START Material to process
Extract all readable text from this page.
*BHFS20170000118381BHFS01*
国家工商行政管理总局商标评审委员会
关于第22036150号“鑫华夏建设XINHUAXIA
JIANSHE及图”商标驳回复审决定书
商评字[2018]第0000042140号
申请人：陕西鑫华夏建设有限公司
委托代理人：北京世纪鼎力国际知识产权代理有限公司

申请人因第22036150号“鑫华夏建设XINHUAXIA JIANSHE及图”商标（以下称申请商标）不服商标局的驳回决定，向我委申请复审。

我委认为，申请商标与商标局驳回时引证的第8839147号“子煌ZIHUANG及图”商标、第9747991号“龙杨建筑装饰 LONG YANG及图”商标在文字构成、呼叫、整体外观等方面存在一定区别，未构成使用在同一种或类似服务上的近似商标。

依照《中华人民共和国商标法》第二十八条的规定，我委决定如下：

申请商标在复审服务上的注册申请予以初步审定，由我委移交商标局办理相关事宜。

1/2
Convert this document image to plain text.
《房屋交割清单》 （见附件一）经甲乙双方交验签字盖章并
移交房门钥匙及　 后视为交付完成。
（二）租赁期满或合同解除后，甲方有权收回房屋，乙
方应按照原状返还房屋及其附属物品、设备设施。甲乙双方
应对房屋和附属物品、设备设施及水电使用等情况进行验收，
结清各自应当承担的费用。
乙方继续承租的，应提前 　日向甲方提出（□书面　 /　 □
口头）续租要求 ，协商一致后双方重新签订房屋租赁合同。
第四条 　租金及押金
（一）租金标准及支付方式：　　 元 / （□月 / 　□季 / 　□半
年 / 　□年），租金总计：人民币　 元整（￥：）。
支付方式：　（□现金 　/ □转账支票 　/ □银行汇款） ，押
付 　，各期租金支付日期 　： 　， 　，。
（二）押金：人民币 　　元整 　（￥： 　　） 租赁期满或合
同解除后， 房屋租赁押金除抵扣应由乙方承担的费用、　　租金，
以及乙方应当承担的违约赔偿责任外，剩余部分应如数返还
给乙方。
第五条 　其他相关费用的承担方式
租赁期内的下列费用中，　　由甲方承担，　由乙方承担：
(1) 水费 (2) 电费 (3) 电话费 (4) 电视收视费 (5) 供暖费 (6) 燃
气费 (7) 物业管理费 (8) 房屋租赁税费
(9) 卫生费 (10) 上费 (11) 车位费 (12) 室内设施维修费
END Material to process
Problem statement = Repeat each record exactly, leaving nothing out.

The solution =
Extract all readable text from this page.
*BHFS20170000118381BHFS01*
国家工商行政管理总局商标评审委员会
关于第22036150号“鑫华夏建设XINHUAXIA
JIANSHE及图”商标驳回复审决定书
商评字[2018]第0000042140号
申请人：陕西鑫华夏建设有限公司
委托代理人：北京世纪鼎力国际知识产权代理有限公司

申请人因第22036150号“鑫华夏建设XINHUAXIA JIANSHE及图”商标（以下称申请商标）不服商标局的驳回决定，向我委申请复审。

我委认为，申请商标与商标局驳回时引证的第8839147号“子煌ZIHUANG及图”商标、第9747991号“龙杨建筑装饰 LONG YANG及图”商标在文字构成、呼叫、整体外观等方面存在一定区别，未构成使用在同一种或类似服务上的近似商标。

依照《中华人民共和国商标法》第二十八条的规定，我委决定如下：

申请商标在复审服务上的注册申请予以初步审定，由我委移交商标局办理相关事宜。

1/2
Convert this document image to plain text.
《房屋交割清单》 （见附件一）经甲乙双方交验签字盖章并
移交房门钥匙及　 后视为交付完成。
（二）租赁期满或合同解除后，甲方有权收回房屋，乙
方应按照原状返还房屋及其附属物品、设备设施。甲乙双方
应对房屋和附属物品、设备设施及水电使用等情况进行验收，
结清各自应当承担的费用。
乙方继续承租的，应提前 　日向甲方提出（□书面　 /　 □
口头）续租要求 ，协商一致后双方重新签订房屋租赁合同。
第四条 　租金及押金
（一）租金标准及支付方式：　　 元 / （□月 / 　□季 / 　□半
年 / 　□年），租金总计：人民币　 元整（￥：）。
支付方式：　（□现金 　/ □转账支票 　/ □银行汇款） ，押
付 　，各期租金支付日期 　： 　， 　，。
（二）押金：人民币 　　元整 　（￥： 　　） 租赁期满或合
同解除后， 房屋租赁押金除抵扣应由乙方承担的费用、　　租金，
以及乙方应当承担的违约赔偿责任外，剩余部分应如数返还
给乙方。
第五条 　其他相关费用的承担方式
租赁期内的下列费用中，　　由甲方承担，　由乙方承担：
(1) 水费 (2) 电费 (3) 电话费 (4) 电视收视费 (5) 供暖费 (6) 燃
气费 (7) 物业管理费 (8) 房屋租赁税费
(9) 卫生费 (10) 上费 (11) 车位费 (12) 室内设施维修费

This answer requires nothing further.